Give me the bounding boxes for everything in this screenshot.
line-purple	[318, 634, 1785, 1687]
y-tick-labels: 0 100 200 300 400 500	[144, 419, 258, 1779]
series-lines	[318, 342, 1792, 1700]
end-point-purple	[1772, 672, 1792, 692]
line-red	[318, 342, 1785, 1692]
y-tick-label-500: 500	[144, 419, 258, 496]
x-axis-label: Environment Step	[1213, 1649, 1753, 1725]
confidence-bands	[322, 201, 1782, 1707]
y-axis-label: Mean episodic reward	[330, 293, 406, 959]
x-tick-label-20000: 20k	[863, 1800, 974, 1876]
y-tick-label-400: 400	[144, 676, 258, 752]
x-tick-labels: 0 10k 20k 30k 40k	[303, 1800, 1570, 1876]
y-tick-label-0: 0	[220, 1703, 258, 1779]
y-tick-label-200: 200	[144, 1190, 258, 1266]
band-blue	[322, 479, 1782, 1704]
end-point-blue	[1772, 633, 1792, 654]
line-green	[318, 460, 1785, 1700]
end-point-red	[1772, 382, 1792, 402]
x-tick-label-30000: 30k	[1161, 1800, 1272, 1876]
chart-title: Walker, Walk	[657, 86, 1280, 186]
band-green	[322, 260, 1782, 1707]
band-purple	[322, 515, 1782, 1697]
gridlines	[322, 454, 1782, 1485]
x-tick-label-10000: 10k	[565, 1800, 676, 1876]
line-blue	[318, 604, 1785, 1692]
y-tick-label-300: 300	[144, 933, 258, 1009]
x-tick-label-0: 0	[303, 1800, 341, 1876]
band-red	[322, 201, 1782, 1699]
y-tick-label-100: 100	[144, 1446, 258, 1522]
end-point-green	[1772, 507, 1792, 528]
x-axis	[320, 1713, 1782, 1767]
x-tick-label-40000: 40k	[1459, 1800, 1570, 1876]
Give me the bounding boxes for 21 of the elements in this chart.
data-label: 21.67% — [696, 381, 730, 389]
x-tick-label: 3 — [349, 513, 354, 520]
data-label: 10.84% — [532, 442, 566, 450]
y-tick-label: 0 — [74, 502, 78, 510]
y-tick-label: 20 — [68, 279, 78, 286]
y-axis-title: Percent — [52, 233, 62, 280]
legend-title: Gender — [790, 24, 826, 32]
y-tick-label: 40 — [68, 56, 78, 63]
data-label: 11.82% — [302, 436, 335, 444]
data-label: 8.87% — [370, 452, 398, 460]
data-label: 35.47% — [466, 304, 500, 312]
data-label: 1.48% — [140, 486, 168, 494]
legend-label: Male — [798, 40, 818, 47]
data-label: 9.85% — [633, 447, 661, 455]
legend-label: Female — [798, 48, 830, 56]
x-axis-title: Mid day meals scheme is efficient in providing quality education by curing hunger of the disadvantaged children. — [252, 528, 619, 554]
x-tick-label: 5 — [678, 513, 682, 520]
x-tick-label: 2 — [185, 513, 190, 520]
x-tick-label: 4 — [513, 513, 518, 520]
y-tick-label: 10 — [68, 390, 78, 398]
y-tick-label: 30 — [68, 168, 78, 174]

**STATED EXERCISE**.
Rewrite all the records, putting "value-label" wherever "data-label" appears and changing nothing else.

**EXERCISE SOLUTION**.
Give me the bounding boxes for everything in this screenshot.
line-purple	[318, 634, 1785, 1687]
y-tick-labels: 0 100 200 300 400 500	[144, 419, 258, 1779]
series-lines	[318, 342, 1792, 1700]
end-point-purple	[1772, 672, 1792, 692]
line-red	[318, 342, 1785, 1692]
y-tick-label-500: 500	[144, 419, 258, 496]
x-axis-label: Environment Step	[1213, 1649, 1753, 1725]
confidence-bands	[322, 201, 1782, 1707]
y-axis-label: Mean episodic reward	[330, 293, 406, 959]
x-tick-label-20000: 20k	[863, 1800, 974, 1876]
y-tick-label-400: 400	[144, 676, 258, 752]
x-tick-labels: 0 10k 20k 30k 40k	[303, 1800, 1570, 1876]
y-tick-label-0: 0	[220, 1703, 258, 1779]
y-tick-label-200: 200	[144, 1190, 258, 1266]
band-blue	[322, 479, 1782, 1704]
end-point-blue	[1772, 633, 1792, 654]
line-green	[318, 460, 1785, 1700]
end-point-red	[1772, 382, 1792, 402]
x-tick-label-30000: 30k	[1161, 1800, 1272, 1876]
chart-title: Walker, Walk	[657, 86, 1280, 186]
band-green	[322, 260, 1782, 1707]
band-purple	[322, 515, 1782, 1697]
gridlines	[322, 454, 1782, 1485]
x-tick-label-10000: 10k	[565, 1800, 676, 1876]
line-blue	[318, 604, 1785, 1692]
y-tick-label-300: 300	[144, 933, 258, 1009]
x-tick-label-0: 0	[303, 1800, 341, 1876]
band-red	[322, 201, 1782, 1699]
y-tick-label-100: 100	[144, 1446, 258, 1522]
end-point-green	[1772, 507, 1792, 528]
x-axis	[320, 1713, 1782, 1767]
x-tick-label-40000: 40k	[1459, 1800, 1570, 1876]
Give me the bounding boxes for 21 of the elements in this chart.
value-label: 21.67% — [696, 381, 730, 389]
x-tick-label: 3 — [349, 513, 354, 520]
value-label: 10.84% — [532, 442, 566, 450]
y-tick-label: 0 — [74, 502, 78, 510]
y-tick-label: 20 — [68, 279, 78, 286]
y-axis-title: Percent — [52, 233, 62, 280]
legend-title: Gender — [790, 24, 826, 32]
y-tick-label: 40 — [68, 56, 78, 63]
value-label: 11.82% — [302, 436, 335, 444]
value-label: 8.87% — [370, 452, 398, 460]
value-label: 35.47% — [466, 304, 500, 312]
value-label: 1.48% — [140, 486, 168, 494]
legend-label: Male — [798, 40, 818, 47]
value-label: 9.85% — [633, 447, 661, 455]
legend-label: Female — [798, 48, 830, 56]
x-axis-title: Mid day meals scheme is efficient in providing quality education by curing hunger of the disadvantaged children. — [252, 528, 619, 554]
x-tick-label: 5 — [678, 513, 682, 520]
x-tick-label: 2 — [185, 513, 190, 520]
x-tick-label: 4 — [513, 513, 518, 520]
y-tick-label: 10 — [68, 390, 78, 398]
y-tick-label: 30 — [68, 168, 78, 174]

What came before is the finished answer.